BEGIN Working data

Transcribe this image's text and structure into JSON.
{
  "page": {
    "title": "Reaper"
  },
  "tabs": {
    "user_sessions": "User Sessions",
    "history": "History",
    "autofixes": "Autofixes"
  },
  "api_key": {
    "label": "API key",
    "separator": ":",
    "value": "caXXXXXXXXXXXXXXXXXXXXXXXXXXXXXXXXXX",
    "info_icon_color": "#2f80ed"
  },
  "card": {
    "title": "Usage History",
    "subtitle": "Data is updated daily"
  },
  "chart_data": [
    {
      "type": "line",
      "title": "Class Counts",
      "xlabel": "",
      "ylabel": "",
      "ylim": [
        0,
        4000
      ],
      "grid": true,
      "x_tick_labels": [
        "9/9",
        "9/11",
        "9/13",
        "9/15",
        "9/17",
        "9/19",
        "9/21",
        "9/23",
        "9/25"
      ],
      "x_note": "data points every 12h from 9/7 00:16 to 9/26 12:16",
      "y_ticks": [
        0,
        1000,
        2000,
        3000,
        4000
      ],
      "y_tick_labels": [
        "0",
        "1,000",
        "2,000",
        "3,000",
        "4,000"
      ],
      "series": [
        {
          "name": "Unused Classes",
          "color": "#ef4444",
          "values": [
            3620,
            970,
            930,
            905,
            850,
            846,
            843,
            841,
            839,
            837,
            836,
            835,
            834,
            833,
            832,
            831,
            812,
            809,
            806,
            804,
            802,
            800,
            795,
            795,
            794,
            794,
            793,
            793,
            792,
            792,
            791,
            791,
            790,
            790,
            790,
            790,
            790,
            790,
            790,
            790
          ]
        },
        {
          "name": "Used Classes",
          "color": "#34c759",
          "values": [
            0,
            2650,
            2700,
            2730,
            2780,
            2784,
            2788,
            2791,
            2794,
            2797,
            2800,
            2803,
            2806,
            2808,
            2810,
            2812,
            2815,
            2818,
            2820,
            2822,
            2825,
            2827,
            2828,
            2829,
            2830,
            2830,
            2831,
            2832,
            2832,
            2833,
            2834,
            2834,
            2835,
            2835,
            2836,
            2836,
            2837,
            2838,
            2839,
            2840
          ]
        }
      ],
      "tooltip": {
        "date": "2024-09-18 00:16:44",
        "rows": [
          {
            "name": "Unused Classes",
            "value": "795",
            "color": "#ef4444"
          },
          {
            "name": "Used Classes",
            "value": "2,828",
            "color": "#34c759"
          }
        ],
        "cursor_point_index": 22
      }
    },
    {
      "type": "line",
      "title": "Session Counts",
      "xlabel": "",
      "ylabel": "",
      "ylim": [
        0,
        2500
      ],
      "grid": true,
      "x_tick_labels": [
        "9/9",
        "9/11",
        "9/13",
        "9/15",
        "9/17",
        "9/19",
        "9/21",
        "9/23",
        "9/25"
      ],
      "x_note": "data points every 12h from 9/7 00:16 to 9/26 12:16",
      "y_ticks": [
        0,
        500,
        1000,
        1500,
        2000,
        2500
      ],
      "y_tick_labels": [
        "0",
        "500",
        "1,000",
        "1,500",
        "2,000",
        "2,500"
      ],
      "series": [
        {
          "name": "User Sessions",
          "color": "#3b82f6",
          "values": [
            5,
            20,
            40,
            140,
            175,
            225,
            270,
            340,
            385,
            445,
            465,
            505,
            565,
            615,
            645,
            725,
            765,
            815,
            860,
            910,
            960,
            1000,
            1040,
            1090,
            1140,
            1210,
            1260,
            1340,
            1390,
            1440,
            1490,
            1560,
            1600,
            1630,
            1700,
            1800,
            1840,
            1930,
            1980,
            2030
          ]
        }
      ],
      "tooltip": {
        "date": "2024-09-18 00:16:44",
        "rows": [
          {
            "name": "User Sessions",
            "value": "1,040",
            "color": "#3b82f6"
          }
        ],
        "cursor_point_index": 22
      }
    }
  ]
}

END Working data

» **Written request**: Print the records above in full, exactly.

» **Answer to the problem**:
Transcribe this image's text and structure into JSON.
{
  "page": {
    "title": "Reaper"
  },
  "tabs": {
    "user_sessions": "User Sessions",
    "history": "History",
    "autofixes": "Autofixes"
  },
  "api_key": {
    "label": "API key",
    "separator": ":",
    "value": "caXXXXXXXXXXXXXXXXXXXXXXXXXXXXXXXXXX",
    "info_icon_color": "#2f80ed"
  },
  "card": {
    "title": "Usage History",
    "subtitle": "Data is updated daily"
  },
  "chart_data": [
    {
      "type": "line",
      "title": "Class Counts",
      "xlabel": "",
      "ylabel": "",
      "ylim": [
        0,
        4000
      ],
      "grid": true,
      "x_tick_labels": [
        "9/9",
        "9/11",
        "9/13",
        "9/15",
        "9/17",
        "9/19",
        "9/21",
        "9/23",
        "9/25"
      ],
      "x_note": "data points every 12h from 9/7 00:16 to 9/26 12:16",
      "y_ticks": [
        0,
        1000,
        2000,
        3000,
        4000
      ],
      "y_tick_labels": [
        "0",
        "1,000",
        "2,000",
        "3,000",
        "4,000"
      ],
      "series": [
        {
          "name": "Unused Classes",
          "color": "#ef4444",
          "values": [
            3620,
            970,
            930,
            905,
            850,
            846,
            843,
            841,
            839,
            837,
            836,
            835,
            834,
            833,
            832,
            831,
            812,
            809,
            806,
            804,
            802,
            800,
            795,
            795,
            794,
            794,
            793,
            793,
            792,
            792,
            791,
            791,
            790,
            790,
            790,
            790,
            790,
            790,
            790,
            790
          ]
        },
        {
          "name": "Used Classes",
          "color": "#34c759",
          "values": [
            0,
            2650,
            2700,
            2730,
            2780,
            2784,
            2788,
            2791,
            2794,
            2797,
            2800,
            2803,
            2806,
            2808,
            2810,
            2812,
            2815,
            2818,
            2820,
            2822,
            2825,
            2827,
            2828,
            2829,
            2830,
            2830,
            2831,
            2832,
            2832,
            2833,
            2834,
            2834,
            2835,
            2835,
            2836,
            2836,
            2837,
            2838,
            2839,
            2840
          ]
        }
      ],
      "tooltip": {
        "date": "2024-09-18 00:16:44",
        "rows": [
          {
            "name": "Unused Classes",
            "value": "795",
            "color": "#ef4444"
          },
          {
            "name": "Used Classes",
            "value": "2,828",
            "color": "#34c759"
          }
        ],
        "cursor_point_index": 22
      }
    },
    {
      "type": "line",
      "title": "Session Counts",
      "xlabel": "",
      "ylabel": "",
      "ylim": [
        0,
        2500
      ],
      "grid": true,
      "x_tick_labels": [
        "9/9",
        "9/11",
        "9/13",
        "9/15",
        "9/17",
        "9/19",
        "9/21",
        "9/23",
        "9/25"
      ],
      "x_note": "data points every 12h from 9/7 00:16 to 9/26 12:16",
      "y_ticks": [
        0,
        500,
        1000,
        1500,
        2000,
        2500
      ],
      "y_tick_labels": [
        "0",
        "500",
        "1,000",
        "1,500",
        "2,000",
        "2,500"
      ],
      "series": [
        {
          "name": "User Sessions",
          "color": "#3b82f6",
          "values": [
            5,
            20,
            40,
            140,
            175,
            225,
            270,
            340,
            385,
            445,
            465,
            505,
            565,
            615,
            645,
            725,
            765,
            815,
            860,
            910,
            960,
            1000,
            1040,
            1090,
            1140,
            1210,
            1260,
            1340,
            1390,
            1440,
            1490,
            1560,
            1600,
            1630,
            1700,
            1800,
            1840,
            1930,
            1980,
            2030
          ]
        }
      ],
      "tooltip": {
        "date": "2024-09-18 00:16:44",
        "rows": [
          {
            "name": "User Sessions",
            "value": "1,040",
            "color": "#3b82f6"
          }
        ],
        "cursor_point_index": 22
      }
    }
  ]
}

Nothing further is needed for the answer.